* **Problem statement**: Output only the count of lines that contain "上升三角整理".
----------------
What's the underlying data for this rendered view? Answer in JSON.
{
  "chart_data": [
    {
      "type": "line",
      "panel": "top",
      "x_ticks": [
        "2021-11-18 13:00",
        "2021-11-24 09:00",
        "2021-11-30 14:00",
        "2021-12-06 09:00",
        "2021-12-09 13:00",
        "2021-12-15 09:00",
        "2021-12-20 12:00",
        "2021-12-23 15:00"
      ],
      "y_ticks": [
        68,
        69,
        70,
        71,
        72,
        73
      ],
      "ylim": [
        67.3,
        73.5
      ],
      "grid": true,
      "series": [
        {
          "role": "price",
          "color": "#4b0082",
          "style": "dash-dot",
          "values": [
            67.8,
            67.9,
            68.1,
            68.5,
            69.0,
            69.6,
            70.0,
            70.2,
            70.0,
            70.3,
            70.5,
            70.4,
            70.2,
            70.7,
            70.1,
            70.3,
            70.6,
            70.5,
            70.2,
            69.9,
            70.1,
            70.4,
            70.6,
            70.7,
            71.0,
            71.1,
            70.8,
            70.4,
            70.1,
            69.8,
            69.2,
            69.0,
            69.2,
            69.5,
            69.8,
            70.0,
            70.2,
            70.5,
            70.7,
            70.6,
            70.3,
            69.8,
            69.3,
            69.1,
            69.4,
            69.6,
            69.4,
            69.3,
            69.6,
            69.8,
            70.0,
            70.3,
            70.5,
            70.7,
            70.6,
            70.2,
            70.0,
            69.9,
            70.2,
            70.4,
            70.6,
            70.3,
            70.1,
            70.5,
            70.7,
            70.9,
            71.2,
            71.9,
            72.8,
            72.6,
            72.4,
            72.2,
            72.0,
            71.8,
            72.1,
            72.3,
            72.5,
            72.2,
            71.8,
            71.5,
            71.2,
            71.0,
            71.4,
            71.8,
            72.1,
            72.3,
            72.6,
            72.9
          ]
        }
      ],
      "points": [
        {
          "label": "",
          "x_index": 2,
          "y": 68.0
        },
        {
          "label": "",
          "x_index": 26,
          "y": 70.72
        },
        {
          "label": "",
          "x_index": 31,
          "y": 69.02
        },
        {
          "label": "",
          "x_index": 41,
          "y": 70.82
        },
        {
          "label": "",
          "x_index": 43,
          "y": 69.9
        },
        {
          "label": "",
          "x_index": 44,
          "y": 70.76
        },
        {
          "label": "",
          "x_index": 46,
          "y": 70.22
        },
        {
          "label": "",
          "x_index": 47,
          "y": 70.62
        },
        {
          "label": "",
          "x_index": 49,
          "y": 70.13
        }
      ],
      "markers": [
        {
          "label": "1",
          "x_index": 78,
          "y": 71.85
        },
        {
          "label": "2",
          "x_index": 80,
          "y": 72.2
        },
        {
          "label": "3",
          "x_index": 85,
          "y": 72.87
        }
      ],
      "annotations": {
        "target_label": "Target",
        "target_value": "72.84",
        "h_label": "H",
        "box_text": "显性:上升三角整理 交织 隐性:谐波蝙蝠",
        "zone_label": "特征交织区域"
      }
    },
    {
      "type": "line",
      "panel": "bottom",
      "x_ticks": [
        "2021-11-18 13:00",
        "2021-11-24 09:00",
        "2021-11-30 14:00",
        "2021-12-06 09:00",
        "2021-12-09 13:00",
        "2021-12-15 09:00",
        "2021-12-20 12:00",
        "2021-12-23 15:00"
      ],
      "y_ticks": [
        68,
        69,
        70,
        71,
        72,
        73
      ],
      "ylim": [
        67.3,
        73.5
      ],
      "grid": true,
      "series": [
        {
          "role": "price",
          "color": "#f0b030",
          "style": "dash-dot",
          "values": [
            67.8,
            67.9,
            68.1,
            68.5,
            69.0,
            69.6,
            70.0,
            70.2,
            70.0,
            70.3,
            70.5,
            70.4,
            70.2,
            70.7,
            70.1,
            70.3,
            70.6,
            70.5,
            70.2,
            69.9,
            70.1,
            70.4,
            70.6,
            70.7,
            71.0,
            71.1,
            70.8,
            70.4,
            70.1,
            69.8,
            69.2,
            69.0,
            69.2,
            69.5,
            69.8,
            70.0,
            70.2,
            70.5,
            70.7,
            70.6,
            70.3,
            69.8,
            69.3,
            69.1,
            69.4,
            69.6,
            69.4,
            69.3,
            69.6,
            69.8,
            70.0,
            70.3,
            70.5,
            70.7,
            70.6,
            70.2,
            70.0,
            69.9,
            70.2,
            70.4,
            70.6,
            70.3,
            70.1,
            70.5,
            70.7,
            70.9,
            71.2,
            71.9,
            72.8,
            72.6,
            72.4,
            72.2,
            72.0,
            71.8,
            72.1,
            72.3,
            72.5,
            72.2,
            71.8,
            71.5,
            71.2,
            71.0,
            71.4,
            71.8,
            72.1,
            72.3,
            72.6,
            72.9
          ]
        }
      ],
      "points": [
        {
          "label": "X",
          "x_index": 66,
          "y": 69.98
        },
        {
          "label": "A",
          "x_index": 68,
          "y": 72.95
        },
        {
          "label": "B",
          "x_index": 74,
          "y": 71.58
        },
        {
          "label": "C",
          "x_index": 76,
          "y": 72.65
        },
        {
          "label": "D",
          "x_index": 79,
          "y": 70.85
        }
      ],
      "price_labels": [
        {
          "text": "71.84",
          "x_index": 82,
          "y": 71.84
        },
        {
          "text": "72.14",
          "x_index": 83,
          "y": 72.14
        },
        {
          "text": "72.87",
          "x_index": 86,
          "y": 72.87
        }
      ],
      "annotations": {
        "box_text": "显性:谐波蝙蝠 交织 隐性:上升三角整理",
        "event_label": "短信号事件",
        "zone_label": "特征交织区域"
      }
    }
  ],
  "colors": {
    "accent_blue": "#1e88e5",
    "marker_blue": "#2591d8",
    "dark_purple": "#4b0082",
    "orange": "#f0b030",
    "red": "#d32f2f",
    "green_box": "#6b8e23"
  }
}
----------------
* **Reply to the task**: 2